*MATERIALS PROVIDED*.
-------------------------
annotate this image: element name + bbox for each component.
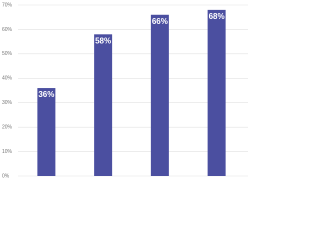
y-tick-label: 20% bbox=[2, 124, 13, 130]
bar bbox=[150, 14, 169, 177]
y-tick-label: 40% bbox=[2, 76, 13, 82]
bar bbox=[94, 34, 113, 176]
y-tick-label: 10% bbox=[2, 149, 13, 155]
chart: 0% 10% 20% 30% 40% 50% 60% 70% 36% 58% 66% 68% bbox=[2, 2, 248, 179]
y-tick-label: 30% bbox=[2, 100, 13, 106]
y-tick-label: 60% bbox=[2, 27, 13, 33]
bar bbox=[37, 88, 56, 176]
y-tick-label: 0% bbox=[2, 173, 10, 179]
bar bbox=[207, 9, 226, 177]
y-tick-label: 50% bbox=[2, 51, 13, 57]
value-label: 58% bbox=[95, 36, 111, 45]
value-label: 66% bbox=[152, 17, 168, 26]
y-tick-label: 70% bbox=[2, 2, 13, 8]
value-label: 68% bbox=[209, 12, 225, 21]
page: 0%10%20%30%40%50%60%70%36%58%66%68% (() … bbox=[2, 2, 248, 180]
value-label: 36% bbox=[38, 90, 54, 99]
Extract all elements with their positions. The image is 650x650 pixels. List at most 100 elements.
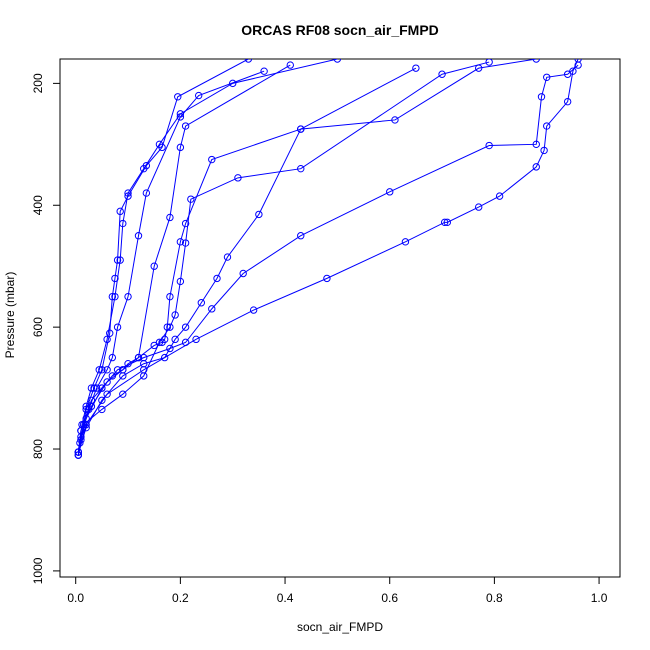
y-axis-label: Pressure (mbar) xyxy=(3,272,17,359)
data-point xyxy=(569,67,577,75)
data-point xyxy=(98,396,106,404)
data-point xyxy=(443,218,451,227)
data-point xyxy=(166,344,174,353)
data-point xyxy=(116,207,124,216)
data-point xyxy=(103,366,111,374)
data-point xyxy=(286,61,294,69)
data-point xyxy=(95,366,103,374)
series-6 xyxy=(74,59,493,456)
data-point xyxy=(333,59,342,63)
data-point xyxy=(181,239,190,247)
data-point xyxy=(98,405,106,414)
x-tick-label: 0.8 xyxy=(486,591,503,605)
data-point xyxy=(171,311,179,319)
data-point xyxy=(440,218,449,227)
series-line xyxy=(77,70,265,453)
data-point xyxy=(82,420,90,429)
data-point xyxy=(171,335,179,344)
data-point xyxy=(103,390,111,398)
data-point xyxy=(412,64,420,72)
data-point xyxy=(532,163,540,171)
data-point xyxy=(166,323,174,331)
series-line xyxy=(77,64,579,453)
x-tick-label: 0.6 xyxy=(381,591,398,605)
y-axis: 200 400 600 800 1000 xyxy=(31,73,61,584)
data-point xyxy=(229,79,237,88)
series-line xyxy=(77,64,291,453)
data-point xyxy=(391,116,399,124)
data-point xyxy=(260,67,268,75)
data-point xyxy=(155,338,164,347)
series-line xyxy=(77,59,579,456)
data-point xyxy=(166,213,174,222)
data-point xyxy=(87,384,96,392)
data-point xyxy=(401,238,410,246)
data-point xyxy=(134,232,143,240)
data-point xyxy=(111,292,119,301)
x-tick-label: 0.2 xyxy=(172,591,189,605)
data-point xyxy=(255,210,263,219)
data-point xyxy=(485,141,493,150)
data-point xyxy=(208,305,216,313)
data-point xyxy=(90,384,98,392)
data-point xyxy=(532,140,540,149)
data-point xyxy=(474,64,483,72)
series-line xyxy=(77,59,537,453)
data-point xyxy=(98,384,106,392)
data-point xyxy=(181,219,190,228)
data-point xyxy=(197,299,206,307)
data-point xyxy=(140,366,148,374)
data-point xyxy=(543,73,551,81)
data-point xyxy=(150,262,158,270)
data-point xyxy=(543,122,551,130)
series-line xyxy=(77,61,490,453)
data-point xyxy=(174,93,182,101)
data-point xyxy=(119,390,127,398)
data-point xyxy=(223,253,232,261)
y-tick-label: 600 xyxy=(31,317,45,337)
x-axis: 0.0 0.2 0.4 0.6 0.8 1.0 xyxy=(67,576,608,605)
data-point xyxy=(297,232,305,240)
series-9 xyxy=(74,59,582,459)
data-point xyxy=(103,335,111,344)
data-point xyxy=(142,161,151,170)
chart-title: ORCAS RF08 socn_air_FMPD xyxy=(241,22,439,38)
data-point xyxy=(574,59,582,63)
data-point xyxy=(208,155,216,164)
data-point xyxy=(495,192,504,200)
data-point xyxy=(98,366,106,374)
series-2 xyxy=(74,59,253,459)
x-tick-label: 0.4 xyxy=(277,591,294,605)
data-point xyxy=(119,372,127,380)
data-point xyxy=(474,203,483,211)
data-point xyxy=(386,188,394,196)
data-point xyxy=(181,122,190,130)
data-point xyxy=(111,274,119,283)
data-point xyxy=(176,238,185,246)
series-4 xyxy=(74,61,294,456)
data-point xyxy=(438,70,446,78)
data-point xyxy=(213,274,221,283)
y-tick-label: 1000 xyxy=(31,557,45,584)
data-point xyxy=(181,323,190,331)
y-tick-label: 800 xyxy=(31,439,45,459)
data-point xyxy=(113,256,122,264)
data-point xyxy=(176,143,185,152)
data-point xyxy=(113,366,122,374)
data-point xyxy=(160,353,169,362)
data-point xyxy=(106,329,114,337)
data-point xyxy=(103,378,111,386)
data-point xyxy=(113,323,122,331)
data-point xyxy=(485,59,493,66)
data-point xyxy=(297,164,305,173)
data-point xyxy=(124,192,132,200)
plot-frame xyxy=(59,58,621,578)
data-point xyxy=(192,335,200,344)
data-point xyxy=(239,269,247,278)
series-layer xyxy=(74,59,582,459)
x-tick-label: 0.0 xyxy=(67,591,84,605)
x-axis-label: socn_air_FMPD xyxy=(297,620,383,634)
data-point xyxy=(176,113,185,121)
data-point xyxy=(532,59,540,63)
-------------------------
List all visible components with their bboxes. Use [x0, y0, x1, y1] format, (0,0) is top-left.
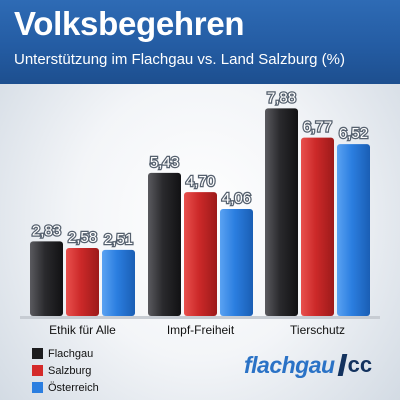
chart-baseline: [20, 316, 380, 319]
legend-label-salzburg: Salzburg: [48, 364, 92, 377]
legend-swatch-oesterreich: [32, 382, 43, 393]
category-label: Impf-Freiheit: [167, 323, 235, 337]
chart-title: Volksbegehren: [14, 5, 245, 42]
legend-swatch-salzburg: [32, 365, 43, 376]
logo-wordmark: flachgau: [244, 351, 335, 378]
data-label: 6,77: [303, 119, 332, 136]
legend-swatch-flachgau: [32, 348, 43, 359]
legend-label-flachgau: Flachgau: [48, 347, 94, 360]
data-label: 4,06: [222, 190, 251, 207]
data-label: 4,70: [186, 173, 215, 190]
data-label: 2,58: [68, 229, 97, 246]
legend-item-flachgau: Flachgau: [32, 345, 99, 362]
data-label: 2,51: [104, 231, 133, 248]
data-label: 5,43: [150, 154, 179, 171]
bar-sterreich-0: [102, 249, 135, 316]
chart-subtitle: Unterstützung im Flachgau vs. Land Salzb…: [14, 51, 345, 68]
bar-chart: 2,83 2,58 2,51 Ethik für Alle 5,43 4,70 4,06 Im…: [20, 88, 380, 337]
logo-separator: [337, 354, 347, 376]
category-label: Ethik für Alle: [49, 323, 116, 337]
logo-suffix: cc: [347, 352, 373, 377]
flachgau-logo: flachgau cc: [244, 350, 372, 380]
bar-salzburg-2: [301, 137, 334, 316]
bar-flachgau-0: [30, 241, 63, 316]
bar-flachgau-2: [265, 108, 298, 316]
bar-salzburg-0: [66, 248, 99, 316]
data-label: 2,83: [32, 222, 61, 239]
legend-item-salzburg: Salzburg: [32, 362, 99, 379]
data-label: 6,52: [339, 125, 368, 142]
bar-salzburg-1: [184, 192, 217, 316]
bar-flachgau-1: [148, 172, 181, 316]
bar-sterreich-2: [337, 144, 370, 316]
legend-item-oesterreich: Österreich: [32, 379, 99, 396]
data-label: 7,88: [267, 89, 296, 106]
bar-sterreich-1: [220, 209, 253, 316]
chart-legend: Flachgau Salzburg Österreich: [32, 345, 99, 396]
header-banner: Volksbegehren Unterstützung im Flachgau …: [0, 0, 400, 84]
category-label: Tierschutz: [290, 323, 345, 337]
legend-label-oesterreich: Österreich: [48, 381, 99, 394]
-------------------------
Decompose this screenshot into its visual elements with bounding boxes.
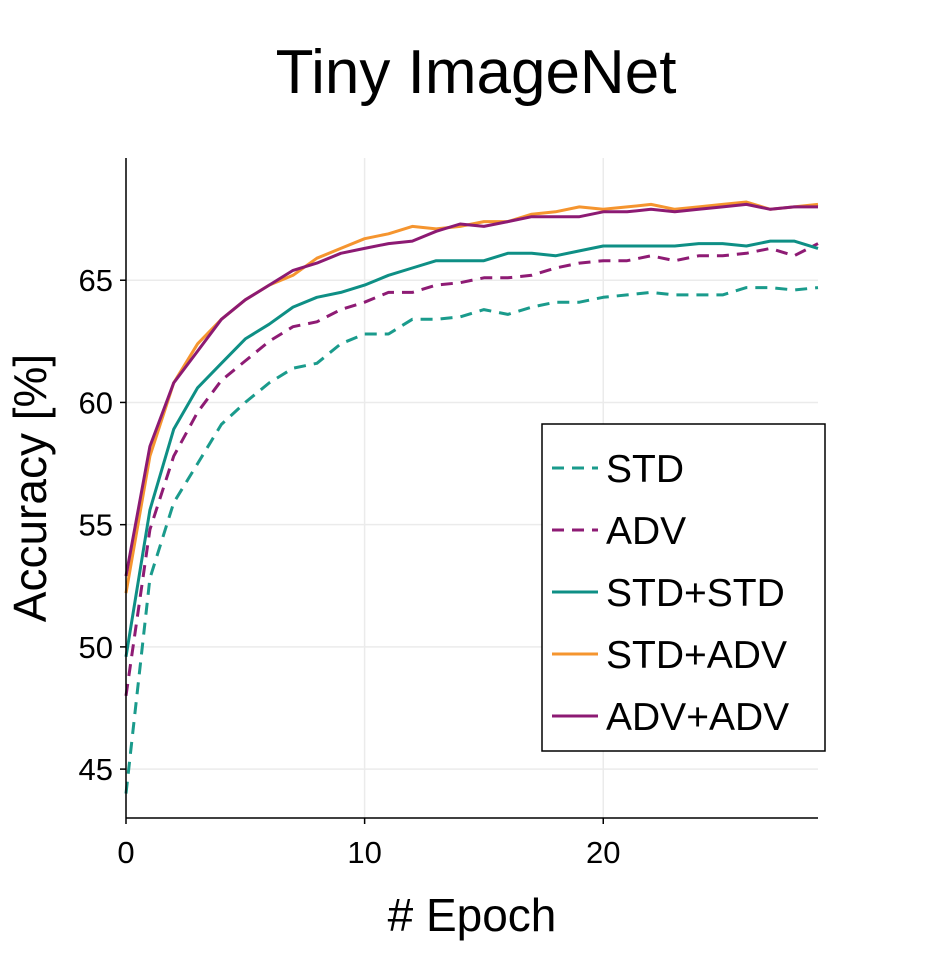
-------------------------
*TO BE DONE*. Reproduce the material from the line containing "Extract all elements" through the line containing "data-point xyxy=(286,61,294,69)", inclusive, with "Pressure (mbar)" replaced by "Pressure (hPa)" and everything else unchanged. Leave the pictures out of your answer.

*ANSWER IN FULL*.
Extract all elements with their positions. The image is 650x650 pixels. List at most 100 elements.
y-axis-label: Pressure (hPa) xyxy=(3,272,17,359)
data-point xyxy=(569,67,577,75)
data-point xyxy=(98,396,106,404)
data-point xyxy=(443,218,451,227)
data-point xyxy=(166,344,174,353)
data-point xyxy=(116,207,124,216)
data-point xyxy=(103,366,111,374)
data-point xyxy=(286,61,294,69)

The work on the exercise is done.